### Provided material
####################

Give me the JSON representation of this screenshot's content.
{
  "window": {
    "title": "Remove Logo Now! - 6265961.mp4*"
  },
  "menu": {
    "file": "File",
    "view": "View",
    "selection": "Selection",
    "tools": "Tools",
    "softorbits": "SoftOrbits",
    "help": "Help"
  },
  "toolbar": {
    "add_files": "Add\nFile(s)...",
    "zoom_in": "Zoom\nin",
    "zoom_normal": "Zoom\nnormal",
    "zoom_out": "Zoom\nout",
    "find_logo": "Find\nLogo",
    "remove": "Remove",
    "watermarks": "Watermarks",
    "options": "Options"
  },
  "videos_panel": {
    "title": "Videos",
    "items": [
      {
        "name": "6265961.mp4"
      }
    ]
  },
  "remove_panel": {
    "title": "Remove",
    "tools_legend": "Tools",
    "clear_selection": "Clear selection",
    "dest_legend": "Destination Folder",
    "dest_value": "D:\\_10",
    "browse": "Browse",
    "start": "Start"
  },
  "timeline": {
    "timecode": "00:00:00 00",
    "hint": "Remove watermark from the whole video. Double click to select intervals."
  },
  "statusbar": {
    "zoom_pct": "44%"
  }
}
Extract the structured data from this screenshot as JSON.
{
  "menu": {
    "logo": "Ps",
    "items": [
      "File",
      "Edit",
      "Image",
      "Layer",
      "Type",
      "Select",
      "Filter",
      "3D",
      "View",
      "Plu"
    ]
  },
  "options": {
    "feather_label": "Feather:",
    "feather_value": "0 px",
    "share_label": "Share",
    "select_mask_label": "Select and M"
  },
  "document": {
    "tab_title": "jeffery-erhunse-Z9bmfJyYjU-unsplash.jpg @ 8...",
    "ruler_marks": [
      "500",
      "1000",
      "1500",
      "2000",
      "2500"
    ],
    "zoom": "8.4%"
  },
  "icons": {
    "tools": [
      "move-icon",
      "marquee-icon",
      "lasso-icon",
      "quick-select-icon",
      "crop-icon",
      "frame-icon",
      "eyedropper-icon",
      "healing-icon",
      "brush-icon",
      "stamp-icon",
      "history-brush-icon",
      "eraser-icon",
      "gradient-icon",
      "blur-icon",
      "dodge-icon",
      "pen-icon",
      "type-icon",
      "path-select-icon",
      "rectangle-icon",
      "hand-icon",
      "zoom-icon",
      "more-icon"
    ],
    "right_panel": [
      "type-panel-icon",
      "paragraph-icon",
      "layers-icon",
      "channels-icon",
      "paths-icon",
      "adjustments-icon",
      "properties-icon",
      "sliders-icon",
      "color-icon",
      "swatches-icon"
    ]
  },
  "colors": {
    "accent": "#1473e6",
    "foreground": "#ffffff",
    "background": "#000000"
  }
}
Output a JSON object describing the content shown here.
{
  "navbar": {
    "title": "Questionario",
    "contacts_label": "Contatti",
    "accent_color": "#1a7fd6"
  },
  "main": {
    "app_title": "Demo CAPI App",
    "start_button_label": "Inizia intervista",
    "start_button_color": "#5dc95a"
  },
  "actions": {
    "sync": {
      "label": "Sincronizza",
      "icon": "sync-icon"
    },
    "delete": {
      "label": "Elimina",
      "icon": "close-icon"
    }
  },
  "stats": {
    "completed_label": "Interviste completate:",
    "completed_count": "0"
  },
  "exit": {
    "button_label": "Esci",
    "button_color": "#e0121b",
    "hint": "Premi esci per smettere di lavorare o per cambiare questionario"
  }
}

####################

### Task to complete
Please output the entries above, every line exactly as it reads.

### Written reply
Give me the JSON representation of this screenshot's content.
{
  "window": {
    "title": "Remove Logo Now! - 6265961.mp4*"
  },
  "menu": {
    "file": "File",
    "view": "View",
    "selection": "Selection",
    "tools": "Tools",
    "softorbits": "SoftOrbits",
    "help": "Help"
  },
  "toolbar": {
    "add_files": "Add\nFile(s)...",
    "zoom_in": "Zoom\nin",
    "zoom_normal": "Zoom\nnormal",
    "zoom_out": "Zoom\nout",
    "find_logo": "Find\nLogo",
    "remove": "Remove",
    "watermarks": "Watermarks",
    "options": "Options"
  },
  "videos_panel": {
    "title": "Videos",
    "items": [
      {
        "name": "6265961.mp4"
      }
    ]
  },
  "remove_panel": {
    "title": "Remove",
    "tools_legend": "Tools",
    "clear_selection": "Clear selection",
    "dest_legend": "Destination Folder",
    "dest_value": "D:\\_10",
    "browse": "Browse",
    "start": "Start"
  },
  "timeline": {
    "timecode": "00:00:00 00",
    "hint": "Remove watermark from the whole video. Double click to select intervals."
  },
  "statusbar": {
    "zoom_pct": "44%"
  }
}
Extract the structured data from this screenshot as JSON.
{
  "menu": {
    "logo": "Ps",
    "items": [
      "File",
      "Edit",
      "Image",
      "Layer",
      "Type",
      "Select",
      "Filter",
      "3D",
      "View",
      "Plu"
    ]
  },
  "options": {
    "feather_label": "Feather:",
    "feather_value": "0 px",
    "share_label": "Share",
    "select_mask_label": "Select and M"
  },
  "document": {
    "tab_title": "jeffery-erhunse-Z9bmfJyYjU-unsplash.jpg @ 8...",
    "ruler_marks": [
      "500",
      "1000",
      "1500",
      "2000",
      "2500"
    ],
    "zoom": "8.4%"
  },
  "icons": {
    "tools": [
      "move-icon",
      "marquee-icon",
      "lasso-icon",
      "quick-select-icon",
      "crop-icon",
      "frame-icon",
      "eyedropper-icon",
      "healing-icon",
      "brush-icon",
      "stamp-icon",
      "history-brush-icon",
      "eraser-icon",
      "gradient-icon",
      "blur-icon",
      "dodge-icon",
      "pen-icon",
      "type-icon",
      "path-select-icon",
      "rectangle-icon",
      "hand-icon",
      "zoom-icon",
      "more-icon"
    ],
    "right_panel": [
      "type-panel-icon",
      "paragraph-icon",
      "layers-icon",
      "channels-icon",
      "paths-icon",
      "adjustments-icon",
      "properties-icon",
      "sliders-icon",
      "color-icon",
      "swatches-icon"
    ]
  },
  "colors": {
    "accent": "#1473e6",
    "foreground": "#ffffff",
    "background": "#000000"
  }
}
Output a JSON object describing the content shown here.
{
  "navbar": {
    "title": "Questionario",
    "contacts_label": "Contatti",
    "accent_color": "#1a7fd6"
  },
  "main": {
    "app_title": "Demo CAPI App",
    "start_button_label": "Inizia intervista",
    "start_button_color": "#5dc95a"
  },
  "actions": {
    "sync": {
      "label": "Sincronizza",
      "icon": "sync-icon"
    },
    "delete": {
      "label": "Elimina",
      "icon": "close-icon"
    }
  },
  "stats": {
    "completed_label": "Interviste completate:",
    "completed_count": "0"
  },
  "exit": {
    "button_label": "Esci",
    "button_color": "#e0121b",
    "hint": "Premi esci per smettere di lavorare o per cambiare questionario"
  }
}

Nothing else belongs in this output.